◆ Work to complete
Extract the complete data exactly as given.

-- Start of Recorded information --

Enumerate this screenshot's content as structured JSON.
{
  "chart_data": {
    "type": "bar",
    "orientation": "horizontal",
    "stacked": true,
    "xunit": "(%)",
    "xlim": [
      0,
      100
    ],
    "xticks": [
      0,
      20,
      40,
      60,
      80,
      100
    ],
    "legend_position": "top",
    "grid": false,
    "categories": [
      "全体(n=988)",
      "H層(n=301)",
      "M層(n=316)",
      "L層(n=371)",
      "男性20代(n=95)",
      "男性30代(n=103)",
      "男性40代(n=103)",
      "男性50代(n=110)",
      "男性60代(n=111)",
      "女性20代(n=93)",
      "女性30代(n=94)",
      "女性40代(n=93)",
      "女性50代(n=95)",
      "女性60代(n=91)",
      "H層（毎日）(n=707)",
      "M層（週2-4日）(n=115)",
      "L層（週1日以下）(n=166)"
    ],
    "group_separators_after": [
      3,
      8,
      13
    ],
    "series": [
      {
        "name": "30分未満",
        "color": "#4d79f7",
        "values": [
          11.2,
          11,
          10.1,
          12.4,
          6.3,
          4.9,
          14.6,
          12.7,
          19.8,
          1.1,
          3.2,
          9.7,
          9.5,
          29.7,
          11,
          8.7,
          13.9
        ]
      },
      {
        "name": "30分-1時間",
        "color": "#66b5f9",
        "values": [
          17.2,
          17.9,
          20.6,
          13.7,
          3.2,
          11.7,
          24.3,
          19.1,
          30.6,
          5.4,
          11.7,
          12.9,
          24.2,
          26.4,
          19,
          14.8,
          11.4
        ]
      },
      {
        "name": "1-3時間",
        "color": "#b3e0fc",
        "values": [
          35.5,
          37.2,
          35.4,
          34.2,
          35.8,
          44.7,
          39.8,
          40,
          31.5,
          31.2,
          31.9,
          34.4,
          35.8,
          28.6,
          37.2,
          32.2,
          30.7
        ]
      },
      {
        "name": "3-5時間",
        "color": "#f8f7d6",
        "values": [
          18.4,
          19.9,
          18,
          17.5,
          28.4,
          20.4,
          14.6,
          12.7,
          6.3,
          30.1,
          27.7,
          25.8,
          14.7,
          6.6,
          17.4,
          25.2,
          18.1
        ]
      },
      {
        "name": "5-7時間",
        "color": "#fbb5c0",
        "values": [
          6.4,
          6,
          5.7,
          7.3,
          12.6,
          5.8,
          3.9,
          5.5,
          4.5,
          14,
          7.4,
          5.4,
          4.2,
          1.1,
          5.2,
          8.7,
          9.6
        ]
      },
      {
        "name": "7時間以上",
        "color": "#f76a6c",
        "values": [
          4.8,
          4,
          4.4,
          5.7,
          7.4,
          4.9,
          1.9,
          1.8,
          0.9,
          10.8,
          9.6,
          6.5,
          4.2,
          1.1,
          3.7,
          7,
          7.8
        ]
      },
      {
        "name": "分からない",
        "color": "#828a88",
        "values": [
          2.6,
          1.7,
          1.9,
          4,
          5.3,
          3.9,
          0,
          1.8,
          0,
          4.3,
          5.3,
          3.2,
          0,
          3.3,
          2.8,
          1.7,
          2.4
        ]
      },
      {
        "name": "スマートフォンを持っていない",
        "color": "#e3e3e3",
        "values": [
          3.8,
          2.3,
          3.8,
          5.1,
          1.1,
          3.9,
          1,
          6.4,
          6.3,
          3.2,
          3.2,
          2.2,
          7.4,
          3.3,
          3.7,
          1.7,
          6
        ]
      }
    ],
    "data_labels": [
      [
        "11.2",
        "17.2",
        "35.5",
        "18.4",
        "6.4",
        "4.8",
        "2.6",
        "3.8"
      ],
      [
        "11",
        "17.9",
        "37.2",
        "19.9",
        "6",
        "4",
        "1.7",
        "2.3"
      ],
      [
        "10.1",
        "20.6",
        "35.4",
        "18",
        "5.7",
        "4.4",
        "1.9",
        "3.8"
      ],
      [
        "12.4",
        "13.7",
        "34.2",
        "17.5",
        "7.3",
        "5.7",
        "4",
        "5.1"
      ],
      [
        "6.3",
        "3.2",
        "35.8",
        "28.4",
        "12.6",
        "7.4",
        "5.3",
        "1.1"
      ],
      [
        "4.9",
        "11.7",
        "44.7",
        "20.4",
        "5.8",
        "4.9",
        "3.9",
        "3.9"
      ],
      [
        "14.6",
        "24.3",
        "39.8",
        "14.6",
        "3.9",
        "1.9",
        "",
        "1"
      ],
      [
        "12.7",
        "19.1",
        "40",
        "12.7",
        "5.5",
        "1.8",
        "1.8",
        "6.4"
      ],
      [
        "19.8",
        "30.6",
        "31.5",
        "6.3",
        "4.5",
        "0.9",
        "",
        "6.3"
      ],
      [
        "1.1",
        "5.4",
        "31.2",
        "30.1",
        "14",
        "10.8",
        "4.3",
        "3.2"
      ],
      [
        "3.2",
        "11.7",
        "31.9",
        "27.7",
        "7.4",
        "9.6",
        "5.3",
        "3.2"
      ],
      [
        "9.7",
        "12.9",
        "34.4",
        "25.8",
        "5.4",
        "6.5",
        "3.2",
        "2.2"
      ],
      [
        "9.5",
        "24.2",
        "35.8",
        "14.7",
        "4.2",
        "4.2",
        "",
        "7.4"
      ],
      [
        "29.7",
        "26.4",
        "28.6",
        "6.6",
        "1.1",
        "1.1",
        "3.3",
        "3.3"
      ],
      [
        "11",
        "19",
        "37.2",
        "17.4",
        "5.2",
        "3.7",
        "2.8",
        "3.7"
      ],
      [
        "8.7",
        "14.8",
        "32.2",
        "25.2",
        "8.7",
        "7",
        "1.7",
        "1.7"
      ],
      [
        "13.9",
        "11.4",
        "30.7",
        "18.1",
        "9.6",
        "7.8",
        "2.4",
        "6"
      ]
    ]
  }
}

-- End of Recorded information --

◆ Reply
Enumerate this screenshot's content as structured JSON.
{
  "chart_data": {
    "type": "bar",
    "orientation": "horizontal",
    "stacked": true,
    "xunit": "(%)",
    "xlim": [
      0,
      100
    ],
    "xticks": [
      0,
      20,
      40,
      60,
      80,
      100
    ],
    "legend_position": "top",
    "grid": false,
    "categories": [
      "全体(n=988)",
      "H層(n=301)",
      "M層(n=316)",
      "L層(n=371)",
      "男性20代(n=95)",
      "男性30代(n=103)",
      "男性40代(n=103)",
      "男性50代(n=110)",
      "男性60代(n=111)",
      "女性20代(n=93)",
      "女性30代(n=94)",
      "女性40代(n=93)",
      "女性50代(n=95)",
      "女性60代(n=91)",
      "H層（毎日）(n=707)",
      "M層（週2-4日）(n=115)",
      "L層（週1日以下）(n=166)"
    ],
    "group_separators_after": [
      3,
      8,
      13
    ],
    "series": [
      {
        "name": "30分未満",
        "color": "#4d79f7",
        "values": [
          11.2,
          11,
          10.1,
          12.4,
          6.3,
          4.9,
          14.6,
          12.7,
          19.8,
          1.1,
          3.2,
          9.7,
          9.5,
          29.7,
          11,
          8.7,
          13.9
        ]
      },
      {
        "name": "30分-1時間",
        "color": "#66b5f9",
        "values": [
          17.2,
          17.9,
          20.6,
          13.7,
          3.2,
          11.7,
          24.3,
          19.1,
          30.6,
          5.4,
          11.7,
          12.9,
          24.2,
          26.4,
          19,
          14.8,
          11.4
        ]
      },
      {
        "name": "1-3時間",
        "color": "#b3e0fc",
        "values": [
          35.5,
          37.2,
          35.4,
          34.2,
          35.8,
          44.7,
          39.8,
          40,
          31.5,
          31.2,
          31.9,
          34.4,
          35.8,
          28.6,
          37.2,
          32.2,
          30.7
        ]
      },
      {
        "name": "3-5時間",
        "color": "#f8f7d6",
        "values": [
          18.4,
          19.9,
          18,
          17.5,
          28.4,
          20.4,
          14.6,
          12.7,
          6.3,
          30.1,
          27.7,
          25.8,
          14.7,
          6.6,
          17.4,
          25.2,
          18.1
        ]
      },
      {
        "name": "5-7時間",
        "color": "#fbb5c0",
        "values": [
          6.4,
          6,
          5.7,
          7.3,
          12.6,
          5.8,
          3.9,
          5.5,
          4.5,
          14,
          7.4,
          5.4,
          4.2,
          1.1,
          5.2,
          8.7,
          9.6
        ]
      },
      {
        "name": "7時間以上",
        "color": "#f76a6c",
        "values": [
          4.8,
          4,
          4.4,
          5.7,
          7.4,
          4.9,
          1.9,
          1.8,
          0.9,
          10.8,
          9.6,
          6.5,
          4.2,
          1.1,
          3.7,
          7,
          7.8
        ]
      },
      {
        "name": "分からない",
        "color": "#828a88",
        "values": [
          2.6,
          1.7,
          1.9,
          4,
          5.3,
          3.9,
          0,
          1.8,
          0,
          4.3,
          5.3,
          3.2,
          0,
          3.3,
          2.8,
          1.7,
          2.4
        ]
      },
      {
        "name": "スマートフォンを持っていない",
        "color": "#e3e3e3",
        "values": [
          3.8,
          2.3,
          3.8,
          5.1,
          1.1,
          3.9,
          1,
          6.4,
          6.3,
          3.2,
          3.2,
          2.2,
          7.4,
          3.3,
          3.7,
          1.7,
          6
        ]
      }
    ],
    "data_labels": [
      [
        "11.2",
        "17.2",
        "35.5",
        "18.4",
        "6.4",
        "4.8",
        "2.6",
        "3.8"
      ],
      [
        "11",
        "17.9",
        "37.2",
        "19.9",
        "6",
        "4",
        "1.7",
        "2.3"
      ],
      [
        "10.1",
        "20.6",
        "35.4",
        "18",
        "5.7",
        "4.4",
        "1.9",
        "3.8"
      ],
      [
        "12.4",
        "13.7",
        "34.2",
        "17.5",
        "7.3",
        "5.7",
        "4",
        "5.1"
      ],
      [
        "6.3",
        "3.2",
        "35.8",
        "28.4",
        "12.6",
        "7.4",
        "5.3",
        "1.1"
      ],
      [
        "4.9",
        "11.7",
        "44.7",
        "20.4",
        "5.8",
        "4.9",
        "3.9",
        "3.9"
      ],
      [
        "14.6",
        "24.3",
        "39.8",
        "14.6",
        "3.9",
        "1.9",
        "",
        "1"
      ],
      [
        "12.7",
        "19.1",
        "40",
        "12.7",
        "5.5",
        "1.8",
        "1.8",
        "6.4"
      ],
      [
        "19.8",
        "30.6",
        "31.5",
        "6.3",
        "4.5",
        "0.9",
        "",
        "6.3"
      ],
      [
        "1.1",
        "5.4",
        "31.2",
        "30.1",
        "14",
        "10.8",
        "4.3",
        "3.2"
      ],
      [
        "3.2",
        "11.7",
        "31.9",
        "27.7",
        "7.4",
        "9.6",
        "5.3",
        "3.2"
      ],
      [
        "9.7",
        "12.9",
        "34.4",
        "25.8",
        "5.4",
        "6.5",
        "3.2",
        "2.2"
      ],
      [
        "9.5",
        "24.2",
        "35.8",
        "14.7",
        "4.2",
        "4.2",
        "",
        "7.4"
      ],
      [
        "29.7",
        "26.4",
        "28.6",
        "6.6",
        "1.1",
        "1.1",
        "3.3",
        "3.3"
      ],
      [
        "11",
        "19",
        "37.2",
        "17.4",
        "5.2",
        "3.7",
        "2.8",
        "3.7"
      ],
      [
        "8.7",
        "14.8",
        "32.2",
        "25.2",
        "8.7",
        "7",
        "1.7",
        "1.7"
      ],
      [
        "13.9",
        "11.4",
        "30.7",
        "18.1",
        "9.6",
        "7.8",
        "2.4",
        "6"
      ]
    ]
  }
}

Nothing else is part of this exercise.